Given problem: Show every line of the records below that contains the word "xlabel".

Data entries:
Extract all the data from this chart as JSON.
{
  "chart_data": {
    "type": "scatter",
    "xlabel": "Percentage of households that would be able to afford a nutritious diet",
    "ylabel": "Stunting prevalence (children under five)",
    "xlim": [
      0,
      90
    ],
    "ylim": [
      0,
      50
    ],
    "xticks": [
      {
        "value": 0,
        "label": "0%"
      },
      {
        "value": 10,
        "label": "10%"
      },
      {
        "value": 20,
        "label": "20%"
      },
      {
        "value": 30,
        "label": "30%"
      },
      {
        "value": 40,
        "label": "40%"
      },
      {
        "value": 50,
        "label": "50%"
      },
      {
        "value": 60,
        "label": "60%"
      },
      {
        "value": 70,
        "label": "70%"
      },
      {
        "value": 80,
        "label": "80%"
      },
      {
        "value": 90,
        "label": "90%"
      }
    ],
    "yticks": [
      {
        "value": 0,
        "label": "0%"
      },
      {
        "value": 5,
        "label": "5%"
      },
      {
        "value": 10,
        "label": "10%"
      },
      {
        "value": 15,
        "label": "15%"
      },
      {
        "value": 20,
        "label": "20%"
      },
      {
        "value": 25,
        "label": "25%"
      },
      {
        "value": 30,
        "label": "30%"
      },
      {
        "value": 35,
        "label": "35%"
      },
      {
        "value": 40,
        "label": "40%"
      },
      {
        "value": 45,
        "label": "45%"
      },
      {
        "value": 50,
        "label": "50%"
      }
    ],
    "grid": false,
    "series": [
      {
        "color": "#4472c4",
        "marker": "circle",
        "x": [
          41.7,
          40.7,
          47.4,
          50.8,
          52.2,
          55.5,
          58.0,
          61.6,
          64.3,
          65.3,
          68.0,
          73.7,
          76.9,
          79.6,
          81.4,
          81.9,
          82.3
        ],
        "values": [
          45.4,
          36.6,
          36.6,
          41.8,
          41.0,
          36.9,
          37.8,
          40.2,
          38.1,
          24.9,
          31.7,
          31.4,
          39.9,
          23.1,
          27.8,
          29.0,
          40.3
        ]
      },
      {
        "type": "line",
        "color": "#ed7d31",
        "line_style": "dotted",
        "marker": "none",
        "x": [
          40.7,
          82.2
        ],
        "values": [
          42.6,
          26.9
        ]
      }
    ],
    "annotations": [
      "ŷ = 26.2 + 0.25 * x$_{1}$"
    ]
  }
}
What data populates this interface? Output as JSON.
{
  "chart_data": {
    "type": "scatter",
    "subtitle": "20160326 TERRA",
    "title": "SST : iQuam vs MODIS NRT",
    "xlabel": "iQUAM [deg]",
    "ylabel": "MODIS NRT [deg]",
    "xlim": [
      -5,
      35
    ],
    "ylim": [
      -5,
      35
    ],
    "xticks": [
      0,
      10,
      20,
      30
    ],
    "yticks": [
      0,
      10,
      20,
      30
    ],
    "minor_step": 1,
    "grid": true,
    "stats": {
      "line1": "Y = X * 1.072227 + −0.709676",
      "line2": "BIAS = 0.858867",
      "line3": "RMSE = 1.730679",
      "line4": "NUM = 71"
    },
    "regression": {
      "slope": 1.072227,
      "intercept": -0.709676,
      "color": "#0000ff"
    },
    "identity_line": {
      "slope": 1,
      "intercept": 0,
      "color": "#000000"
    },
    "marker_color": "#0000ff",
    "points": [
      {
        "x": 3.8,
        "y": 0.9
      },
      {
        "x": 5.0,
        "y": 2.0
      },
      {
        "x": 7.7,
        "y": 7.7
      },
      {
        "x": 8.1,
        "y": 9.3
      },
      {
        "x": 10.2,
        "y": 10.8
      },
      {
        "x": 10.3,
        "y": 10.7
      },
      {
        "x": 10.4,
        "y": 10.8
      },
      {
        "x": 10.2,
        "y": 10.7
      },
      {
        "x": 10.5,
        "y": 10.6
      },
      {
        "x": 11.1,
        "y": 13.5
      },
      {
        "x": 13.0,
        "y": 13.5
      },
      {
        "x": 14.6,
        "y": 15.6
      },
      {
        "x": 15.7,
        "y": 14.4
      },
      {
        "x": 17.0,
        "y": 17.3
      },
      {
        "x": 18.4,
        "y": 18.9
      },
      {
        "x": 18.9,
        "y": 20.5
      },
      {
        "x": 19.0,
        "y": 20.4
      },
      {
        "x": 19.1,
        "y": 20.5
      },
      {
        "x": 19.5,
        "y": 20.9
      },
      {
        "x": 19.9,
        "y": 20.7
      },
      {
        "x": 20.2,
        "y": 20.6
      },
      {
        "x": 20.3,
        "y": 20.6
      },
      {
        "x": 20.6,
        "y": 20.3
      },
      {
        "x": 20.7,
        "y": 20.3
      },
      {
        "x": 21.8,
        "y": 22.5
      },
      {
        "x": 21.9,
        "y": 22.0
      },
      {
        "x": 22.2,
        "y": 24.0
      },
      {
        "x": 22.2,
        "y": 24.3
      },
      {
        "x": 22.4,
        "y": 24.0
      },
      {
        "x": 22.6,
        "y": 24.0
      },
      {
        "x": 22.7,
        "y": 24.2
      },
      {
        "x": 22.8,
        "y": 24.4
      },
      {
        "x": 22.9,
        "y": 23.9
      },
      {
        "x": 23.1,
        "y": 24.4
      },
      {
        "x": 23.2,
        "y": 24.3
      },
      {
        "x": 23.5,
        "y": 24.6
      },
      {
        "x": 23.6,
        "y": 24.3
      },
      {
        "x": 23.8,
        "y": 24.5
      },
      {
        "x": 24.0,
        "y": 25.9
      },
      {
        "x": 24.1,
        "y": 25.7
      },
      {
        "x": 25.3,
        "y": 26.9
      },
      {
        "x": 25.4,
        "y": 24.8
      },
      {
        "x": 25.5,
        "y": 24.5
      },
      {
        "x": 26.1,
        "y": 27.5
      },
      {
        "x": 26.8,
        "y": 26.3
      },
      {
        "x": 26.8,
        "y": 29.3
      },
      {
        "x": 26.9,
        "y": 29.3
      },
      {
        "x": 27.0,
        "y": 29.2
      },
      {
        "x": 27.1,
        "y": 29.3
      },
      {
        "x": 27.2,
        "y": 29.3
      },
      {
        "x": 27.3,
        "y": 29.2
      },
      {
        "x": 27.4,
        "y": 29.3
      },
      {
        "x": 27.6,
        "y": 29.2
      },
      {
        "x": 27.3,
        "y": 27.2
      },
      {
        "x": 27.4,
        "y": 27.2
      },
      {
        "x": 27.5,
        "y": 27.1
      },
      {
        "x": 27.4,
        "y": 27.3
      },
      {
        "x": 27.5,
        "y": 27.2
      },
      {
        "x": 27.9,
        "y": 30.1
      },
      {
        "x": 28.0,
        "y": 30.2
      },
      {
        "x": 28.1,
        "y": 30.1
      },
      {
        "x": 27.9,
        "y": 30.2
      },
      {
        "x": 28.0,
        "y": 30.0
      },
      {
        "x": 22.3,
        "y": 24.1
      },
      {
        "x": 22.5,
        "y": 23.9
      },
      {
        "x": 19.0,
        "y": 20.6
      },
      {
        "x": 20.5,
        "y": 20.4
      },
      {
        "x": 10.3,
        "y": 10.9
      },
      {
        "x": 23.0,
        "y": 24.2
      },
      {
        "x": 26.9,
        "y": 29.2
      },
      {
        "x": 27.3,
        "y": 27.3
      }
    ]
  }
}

Completed task:
    "xlabel": "Percentage of households that would be able to afford a nutritious diet",
    "xlabel": "iQUAM [deg]",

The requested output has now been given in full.